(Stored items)
----
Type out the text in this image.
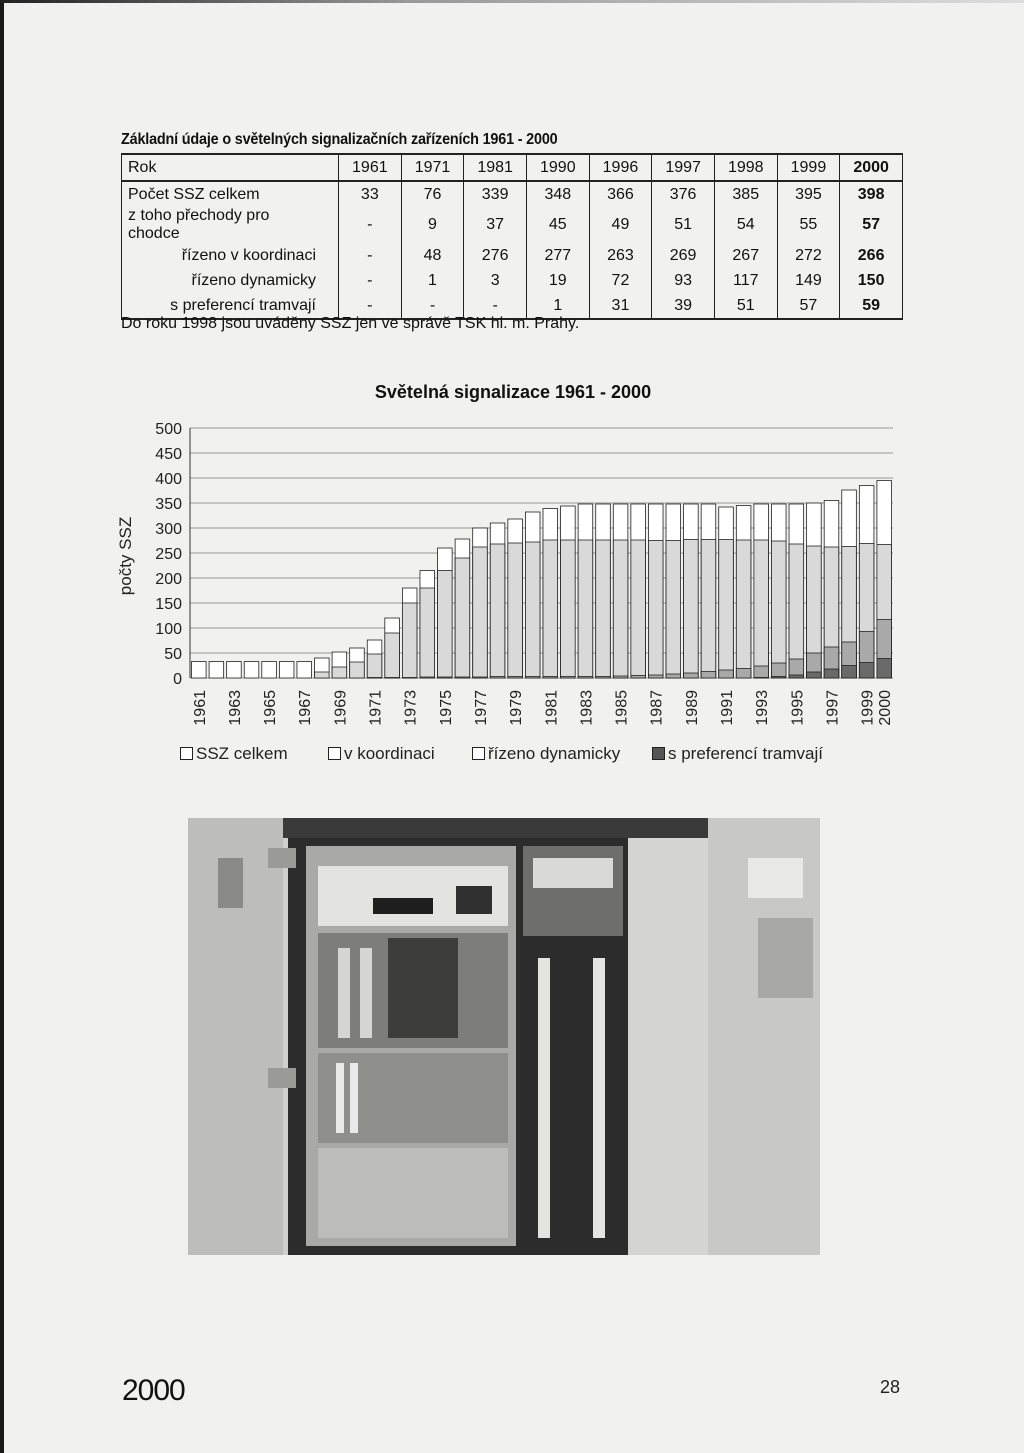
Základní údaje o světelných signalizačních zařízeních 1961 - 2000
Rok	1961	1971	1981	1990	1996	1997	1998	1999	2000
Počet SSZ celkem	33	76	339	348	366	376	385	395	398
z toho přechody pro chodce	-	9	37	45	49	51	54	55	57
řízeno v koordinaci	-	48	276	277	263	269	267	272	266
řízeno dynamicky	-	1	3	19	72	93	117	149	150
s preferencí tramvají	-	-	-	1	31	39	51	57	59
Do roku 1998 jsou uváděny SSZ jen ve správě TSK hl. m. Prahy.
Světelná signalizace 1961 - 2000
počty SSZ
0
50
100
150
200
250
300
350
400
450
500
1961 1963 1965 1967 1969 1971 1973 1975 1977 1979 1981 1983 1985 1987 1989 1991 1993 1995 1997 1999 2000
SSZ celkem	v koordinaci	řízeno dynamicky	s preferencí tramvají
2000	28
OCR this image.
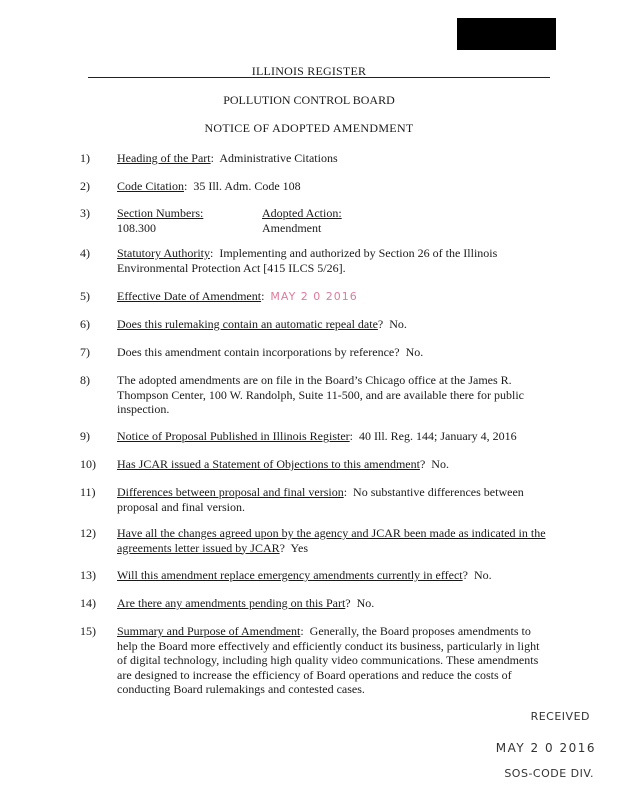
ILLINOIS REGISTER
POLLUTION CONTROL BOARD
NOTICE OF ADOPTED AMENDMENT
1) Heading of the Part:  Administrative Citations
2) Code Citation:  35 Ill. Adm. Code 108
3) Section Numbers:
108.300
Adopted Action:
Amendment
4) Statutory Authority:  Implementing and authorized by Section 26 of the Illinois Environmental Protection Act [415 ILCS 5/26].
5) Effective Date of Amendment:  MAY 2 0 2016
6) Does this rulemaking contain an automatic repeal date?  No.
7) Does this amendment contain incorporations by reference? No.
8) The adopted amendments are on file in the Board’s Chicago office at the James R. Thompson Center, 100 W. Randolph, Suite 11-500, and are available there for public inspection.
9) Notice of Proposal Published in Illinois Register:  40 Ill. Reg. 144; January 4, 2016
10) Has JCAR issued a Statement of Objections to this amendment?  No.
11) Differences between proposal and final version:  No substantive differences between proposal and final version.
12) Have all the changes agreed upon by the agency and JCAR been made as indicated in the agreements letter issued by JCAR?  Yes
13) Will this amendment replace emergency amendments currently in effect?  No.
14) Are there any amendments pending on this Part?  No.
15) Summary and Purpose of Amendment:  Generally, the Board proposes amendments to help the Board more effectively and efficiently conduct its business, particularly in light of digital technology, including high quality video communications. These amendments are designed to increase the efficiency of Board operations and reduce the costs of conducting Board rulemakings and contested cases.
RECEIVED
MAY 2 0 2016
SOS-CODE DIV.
----
Directions - Reproduce the entries above exactly. Do not include the images.

Full answer -
Type out the text in this image.
Základní údaje o světelných signalizačních zařízeních 1961 - 2000
Rok	1961	1971	1981	1990	1996	1997	1998	1999	2000
Počet SSZ celkem	33	76	339	348	366	376	385	395	398
z toho přechody pro chodce	-	9	37	45	49	51	54	55	57
řízeno v koordinaci	-	48	276	277	263	269	267	272	266
řízeno dynamicky	-	1	3	19	72	93	117	149	150
s preferencí tramvají	-	-	-	1	31	39	51	57	59
Do roku 1998 jsou uváděny SSZ jen ve správě TSK hl. m. Prahy.
Světelná signalizace 1961 - 2000
počty SSZ
0
50
100
150
200
250
300
350
400
450
500
1961 1963 1965 1967 1969 1971 1973 1975 1977 1979 1981 1983 1985 1987 1989 1991 1993 1995 1997 1999 2000
SSZ celkem	v koordinaci	řízeno dynamicky	s preferencí tramvají
2000	28
OCR this image.
ILLINOIS REGISTER
POLLUTION CONTROL BOARD
NOTICE OF ADOPTED AMENDMENT
1) Heading of the Part:  Administrative Citations
2) Code Citation:  35 Ill. Adm. Code 108
3) Section Numbers:
108.300
Adopted Action:
Amendment
4) Statutory Authority:  Implementing and authorized by Section 26 of the Illinois Environmental Protection Act [415 ILCS 5/26].
5) Effective Date of Amendment:  MAY 2 0 2016
6) Does this rulemaking contain an automatic repeal date?  No.
7) Does this amendment contain incorporations by reference? No.
8) The adopted amendments are on file in the Board’s Chicago office at the James R. Thompson Center, 100 W. Randolph, Suite 11-500, and are available there for public inspection.
9) Notice of Proposal Published in Illinois Register:  40 Ill. Reg. 144; January 4, 2016
10) Has JCAR issued a Statement of Objections to this amendment?  No.
11) Differences between proposal and final version:  No substantive differences between proposal and final version.
12) Have all the changes agreed upon by the agency and JCAR been made as indicated in the agreements letter issued by JCAR?  Yes
13) Will this amendment replace emergency amendments currently in effect?  No.
14) Are there any amendments pending on this Part?  No.
15) Summary and Purpose of Amendment:  Generally, the Board proposes amendments to help the Board more effectively and efficiently conduct its business, particularly in light of digital technology, including high quality video communications. These amendments are designed to increase the efficiency of Board operations and reduce the costs of conducting Board rulemakings and contested cases.
RECEIVED
MAY 2 0 2016
SOS-CODE DIV.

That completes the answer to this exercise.